Provided data:
— BEGIN —
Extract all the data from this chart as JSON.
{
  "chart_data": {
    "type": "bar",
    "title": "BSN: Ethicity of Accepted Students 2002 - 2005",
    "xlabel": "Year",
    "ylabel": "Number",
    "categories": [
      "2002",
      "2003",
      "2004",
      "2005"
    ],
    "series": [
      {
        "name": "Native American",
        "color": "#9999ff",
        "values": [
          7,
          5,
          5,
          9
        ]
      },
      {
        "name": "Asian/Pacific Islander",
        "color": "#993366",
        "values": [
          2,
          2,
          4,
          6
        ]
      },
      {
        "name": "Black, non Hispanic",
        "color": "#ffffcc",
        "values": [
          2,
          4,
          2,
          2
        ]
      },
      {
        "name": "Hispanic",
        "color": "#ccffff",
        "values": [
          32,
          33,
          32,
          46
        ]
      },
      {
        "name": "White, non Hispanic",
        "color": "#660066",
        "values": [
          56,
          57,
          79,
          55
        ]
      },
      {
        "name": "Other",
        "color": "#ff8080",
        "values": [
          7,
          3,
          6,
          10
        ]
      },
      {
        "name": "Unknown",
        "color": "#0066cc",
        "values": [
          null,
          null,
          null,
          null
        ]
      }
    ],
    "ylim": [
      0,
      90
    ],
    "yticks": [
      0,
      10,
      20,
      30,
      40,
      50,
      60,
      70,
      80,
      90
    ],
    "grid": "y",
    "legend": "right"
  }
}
— END —
Stated goal: How many lines of the entries above hold the string "name"? Reply with the number alone.

Task solution: 7